OPDRACHT 1 –
Schrijf uit de records de regels over tussen de regel met "dot xyxy=(456,128,459,131)" en de regel met "gauge-tick xyxy=(868,409,871,415)", beide inbegrepen, letterlijk zoals ze daar staan.

DOCUMENTTEKST –
Wanneer we twee dagen later weer rondlopen op het ‘vogelpad' komen we een meisje tegen dat ook gestoken is door een bij. 10 minuten later wordt het bospad afgesloten voor bezoekers!

Aan het begin van onze reis hadden we nog erge lange dagen, nu gaat de zon een stuk vroeger onder. Rond 19.00 uur zakt de zon in het water, wederom een waar kleurenspektakel. Na het ondergaan van de zon komen de sterren tevoorschijn. Doordat er weinig lichtvervuiling is, zijn de sterren ontelbaar. Heel wonderlijk zien we een grote cirkel rond de maan. Niet direct rond de maan want dat hebben we wel vaker gezien maar echt een hele grote cirkel die slechts een uurtje zichtbaar is. Ook zien we vele vuurvliegjes. Overdag ligt de temperatuur rond de 30 graden, 's avonds koelt het af tot een heerlijke slaaptemperatuur.

Ons verblijf wordt ongepland wat langer dan verwacht. De Argentijnen hebben namelijk een lang weekend. Op twee april worden de slachtoffers herdacht van de Falkland oorlog. Het openbare leven komt dan stil te liggen. Ook op de dag ervoor, op zondag, rijden er geen bussen dus blijven we tot dinsdag. De Falkland eilanden zijn trouwens een erg gevoelig onderwerp. Door het gehele land hebben we borden gezien met de tekst ‘de Falkland eilanden zijn van Argentinië'. Ze blijven de strijd aangaan met Groot-Brittannië.

AANGELEVERD MATERIAAL –
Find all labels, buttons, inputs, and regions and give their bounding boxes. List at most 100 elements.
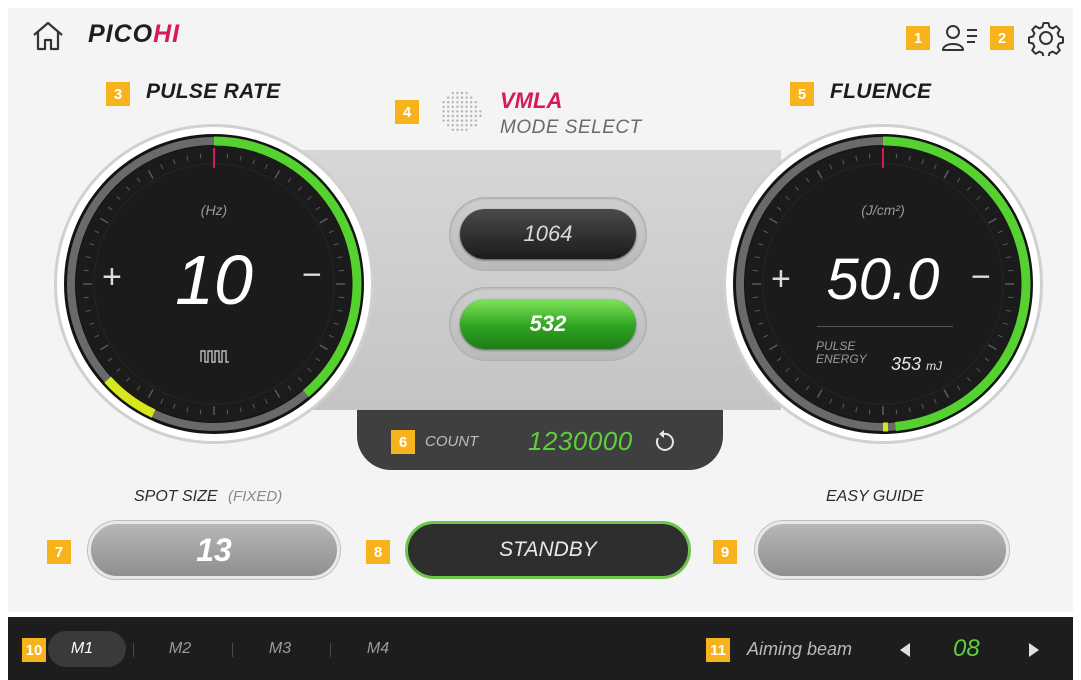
dot xyxy=(456,128,459,131)
dot xyxy=(447,114,450,118)
memory-tab-m1[interactable]: M1 xyxy=(52,632,112,666)
pulse-rate-unit: (Hz) xyxy=(200,202,228,218)
app-logo: PICOHI xyxy=(88,20,180,49)
dot xyxy=(456,101,459,104)
dot xyxy=(442,114,445,118)
dot xyxy=(451,124,454,127)
gauge-tick xyxy=(199,153,202,159)
dot xyxy=(456,114,459,118)
dot xyxy=(460,124,464,127)
user-list-icon[interactable] xyxy=(941,22,981,54)
gauge-tick xyxy=(868,409,871,415)
spot-size-title: SPOT SIZE xyxy=(134,488,218,505)
mode-select-label[interactable]: MODE SELECT xyxy=(500,117,642,139)
count-value: 1230000 xyxy=(528,426,633,456)
caret-left-icon[interactable] xyxy=(898,642,912,658)
memory-tab-m3[interactable]: M3 xyxy=(250,632,310,666)
dot xyxy=(479,114,482,118)
aiming-beam-value: 08 xyxy=(953,635,980,662)
dot xyxy=(447,96,450,99)
tag-10: 10 xyxy=(22,638,46,662)
dot xyxy=(465,101,468,104)
dot xyxy=(479,110,482,113)
gauge-tick xyxy=(895,153,898,159)
fluence-gauge[interactable]: (J/cm²) + 50.0 − PULSE ENERGY 353 mJ xyxy=(721,122,1045,446)
dot xyxy=(456,105,459,108)
dot xyxy=(447,105,450,108)
dot xyxy=(470,119,473,122)
easy-guide-button[interactable] xyxy=(755,521,1009,579)
mode-name[interactable]: VMLA xyxy=(500,88,562,114)
tab-separator xyxy=(133,643,134,657)
logo-hi: HI xyxy=(153,20,181,48)
pulse-energy-unit: mJ xyxy=(926,359,943,373)
spot-size-label: SPOT SIZE (FIXED) xyxy=(134,488,282,506)
count-label: COUNT xyxy=(425,433,479,450)
tag-9: 9 xyxy=(713,540,737,564)
fluence-value: 50.0 xyxy=(826,247,940,312)
dot xyxy=(460,110,464,113)
pulse-rate-minus-button[interactable]: − xyxy=(302,256,322,295)
tag-3: 3 xyxy=(106,82,130,106)
dot xyxy=(465,124,468,127)
dot xyxy=(474,119,477,122)
wavelength-532-well: 532 xyxy=(449,287,647,361)
dot xyxy=(474,101,477,104)
tag-2: 2 xyxy=(990,26,1014,50)
dot xyxy=(470,105,473,108)
dot xyxy=(460,105,464,108)
dot xyxy=(465,128,468,131)
dot xyxy=(460,128,464,131)
aiming-beam-label: Aiming beam xyxy=(747,639,853,659)
dot xyxy=(460,96,464,99)
wavelength-532-button[interactable]: 532 xyxy=(460,299,636,349)
tag-1: 1 xyxy=(906,26,930,50)
dot xyxy=(447,119,450,122)
tab-separator xyxy=(330,643,331,657)
caret-right-icon[interactable] xyxy=(1027,642,1041,658)
dot xyxy=(465,114,468,118)
memory-tab-m2[interactable]: M2 xyxy=(150,632,210,666)
dot xyxy=(470,101,473,104)
dot xyxy=(451,105,454,108)
gauge-tick xyxy=(895,409,898,415)
dot xyxy=(460,114,464,118)
pulse-energy-label-2: ENERGY xyxy=(816,352,867,366)
pulse-energy-value: 353 mJ xyxy=(891,354,942,375)
dot xyxy=(465,91,468,95)
gear-icon[interactable] xyxy=(1028,20,1064,56)
memory-tab-m4[interactable]: M4 xyxy=(348,632,408,666)
wavelength-1064-button[interactable]: 1064 xyxy=(460,209,636,259)
dot xyxy=(451,91,454,95)
tag-5: 5 xyxy=(790,82,814,106)
easy-guide-label: EASY GUIDE xyxy=(826,488,924,505)
dot xyxy=(447,110,450,113)
dot xyxy=(442,101,445,104)
pulse-rate-value: 10 xyxy=(175,241,253,319)
fluence-minus-button[interactable]: − xyxy=(971,258,991,297)
wavelength-1064-well: 1064 xyxy=(449,197,647,271)
dot xyxy=(474,105,477,108)
dot xyxy=(456,91,459,95)
dot-grid-icon[interactable] xyxy=(434,88,486,136)
dot xyxy=(470,124,473,127)
reset-icon[interactable] xyxy=(652,430,676,454)
dot xyxy=(465,110,468,113)
gauge-tick xyxy=(199,409,202,415)
home-icon[interactable] xyxy=(30,20,66,52)
dot xyxy=(465,119,468,122)
dot xyxy=(460,91,464,95)
standby-button[interactable]: STANDBY xyxy=(405,521,691,579)
pulse-rate-title: PULSE RATE xyxy=(146,80,281,103)
dot xyxy=(470,110,473,113)
dot xyxy=(451,114,454,118)
spot-size-value[interactable]: 13 xyxy=(88,521,340,579)
pulse-energy-number: 353 xyxy=(891,354,922,374)
dot xyxy=(447,124,450,127)
gauge-tick xyxy=(226,153,229,159)
dot xyxy=(465,96,468,99)
pulse-rate-gauge[interactable]: (Hz) + 10 − xyxy=(52,122,376,446)
dot xyxy=(456,96,459,99)
spot-size-note: (FIXED) xyxy=(228,488,283,505)
fluence-title: FLUENCE xyxy=(830,80,932,103)
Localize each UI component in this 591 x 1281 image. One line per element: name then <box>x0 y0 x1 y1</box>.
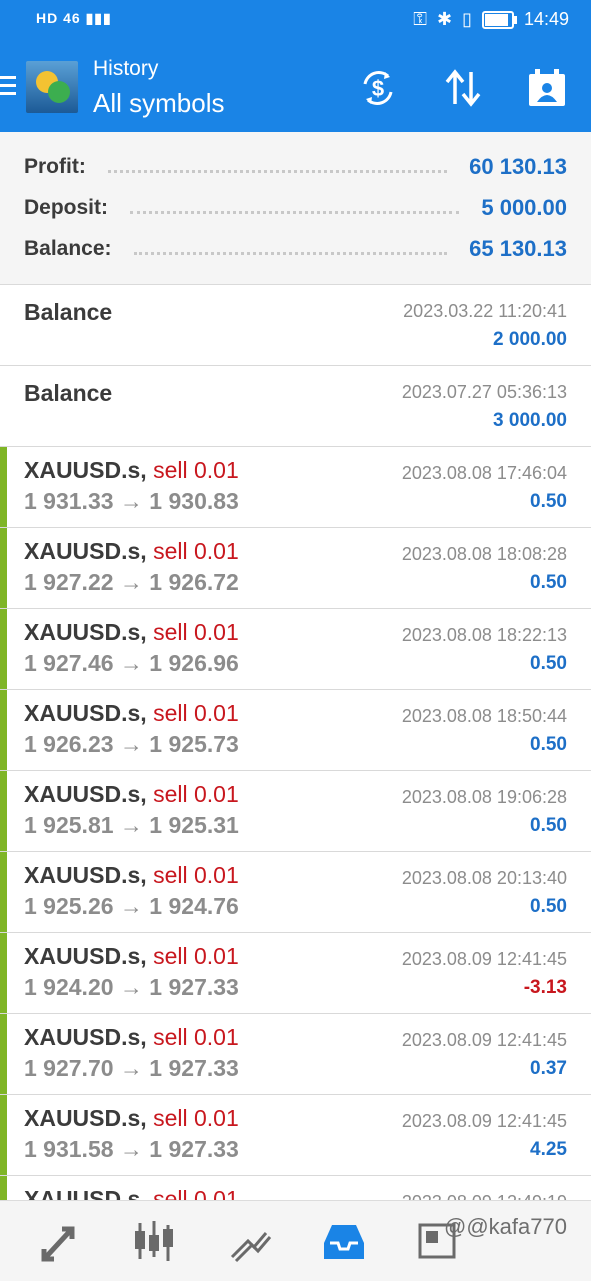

OPDRACHT 2 –
Neem het stuk van de documenttekst tussen "Wanneer we twee" en "afgesloten voor bezoekers!", beide inbegrepen, nogmaals over en zet daarin "wandelpad" in plaats van "bospad".

OPLOSSING 1 –
dot xyxy=(456,128,459,131)
dot xyxy=(447,114,450,118)
memory-tab-m1[interactable]: M1 xyxy=(52,632,112,666)
pulse-rate-unit: (Hz) xyxy=(200,202,228,218)
app-logo: PICOHI xyxy=(88,20,180,49)
dot xyxy=(456,101,459,104)
dot xyxy=(442,114,445,118)
dot xyxy=(451,124,454,127)
gauge-tick xyxy=(199,153,202,159)
dot xyxy=(456,114,459,118)
dot xyxy=(460,124,464,127)
user-list-icon[interactable] xyxy=(941,22,981,54)
gauge-tick xyxy=(868,409,871,415)

OPLOSSING 2 –
Wanneer we twee dagen later weer rondlopen op het ‘vogelpad' komen we een meisje tegen dat ook gestoken is door een bij. 10 minuten later wordt het wandelpad afgesloten voor bezoekers!